● WRITTEN REQUEST
Write out the material exactly, leaving every picture behind.

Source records
Start
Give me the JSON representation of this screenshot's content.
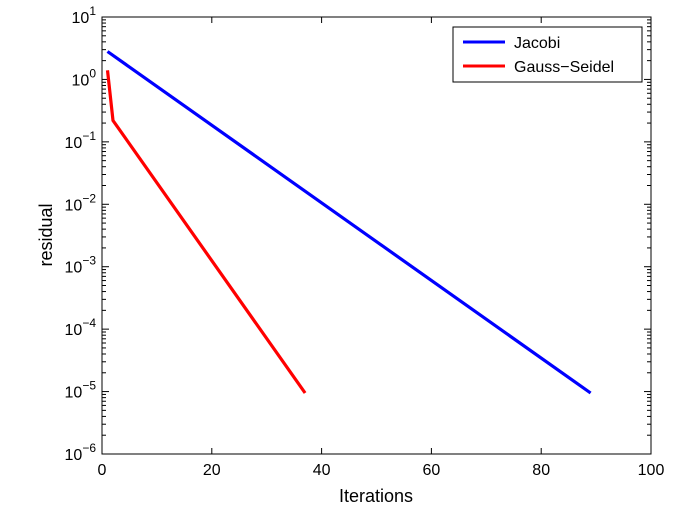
{
  "chart_data": {
    "type": "line",
    "title": "",
    "xlabel": "Iterations",
    "ylabel": "residual",
    "xlim": [
      0,
      100
    ],
    "ylim_exponents": [
      -6,
      1
    ],
    "yscale": "log",
    "grid": false,
    "legend_position": "top-right",
    "x_ticks": [
      {
        "value": 0,
        "label": "0"
      },
      {
        "value": 20,
        "label": "20"
      },
      {
        "value": 40,
        "label": "40"
      },
      {
        "value": 60,
        "label": "60"
      },
      {
        "value": 80,
        "label": "80"
      },
      {
        "value": 100,
        "label": "100"
      }
    ],
    "y_ticks": [
      {
        "exp": -6,
        "base": "10",
        "sup": "−6"
      },
      {
        "exp": -5,
        "base": "10",
        "sup": "−5"
      },
      {
        "exp": -4,
        "base": "10",
        "sup": "−4"
      },
      {
        "exp": -3,
        "base": "10",
        "sup": "−3"
      },
      {
        "exp": -2,
        "base": "10",
        "sup": "−2"
      },
      {
        "exp": -1,
        "base": "10",
        "sup": "−1"
      },
      {
        "exp": 0,
        "base": "10",
        "sup": "0"
      },
      {
        "exp": 1,
        "base": "10",
        "sup": "1"
      }
    ],
    "series": [
      {
        "name": "Jacobi",
        "color": "#0000ff",
        "points": [
          [
            1,
            2.8
          ],
          [
            89,
            9.5e-06
          ]
        ]
      },
      {
        "name": "Gauss−Seidel",
        "color": "#ff0000",
        "points": [
          [
            1,
            1.4
          ],
          [
            2,
            0.22
          ],
          [
            37,
            9.5e-06
          ]
        ]
      }
    ]
  }
}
End
● RESULT OF THE TASK
Give me the JSON representation of this screenshot's content.
{
  "chart_data": {
    "type": "line",
    "title": "",
    "xlabel": "Iterations",
    "ylabel": "residual",
    "xlim": [
      0,
      100
    ],
    "ylim_exponents": [
      -6,
      1
    ],
    "yscale": "log",
    "grid": false,
    "legend_position": "top-right",
    "x_ticks": [
      {
        "value": 0,
        "label": "0"
      },
      {
        "value": 20,
        "label": "20"
      },
      {
        "value": 40,
        "label": "40"
      },
      {
        "value": 60,
        "label": "60"
      },
      {
        "value": 80,
        "label": "80"
      },
      {
        "value": 100,
        "label": "100"
      }
    ],
    "y_ticks": [
      {
        "exp": -6,
        "base": "10",
        "sup": "−6"
      },
      {
        "exp": -5,
        "base": "10",
        "sup": "−5"
      },
      {
        "exp": -4,
        "base": "10",
        "sup": "−4"
      },
      {
        "exp": -3,
        "base": "10",
        "sup": "−3"
      },
      {
        "exp": -2,
        "base": "10",
        "sup": "−2"
      },
      {
        "exp": -1,
        "base": "10",
        "sup": "−1"
      },
      {
        "exp": 0,
        "base": "10",
        "sup": "0"
      },
      {
        "exp": 1,
        "base": "10",
        "sup": "1"
      }
    ],
    "series": [
      {
        "name": "Jacobi",
        "color": "#0000ff",
        "points": [
          [
            1,
            2.8
          ],
          [
            89,
            9.5e-06
          ]
        ]
      },
      {
        "name": "Gauss−Seidel",
        "color": "#ff0000",
        "points": [
          [
            1,
            1.4
          ],
          [
            2,
            0.22
          ],
          [
            37,
            9.5e-06
          ]
        ]
      }
    ]
  }
}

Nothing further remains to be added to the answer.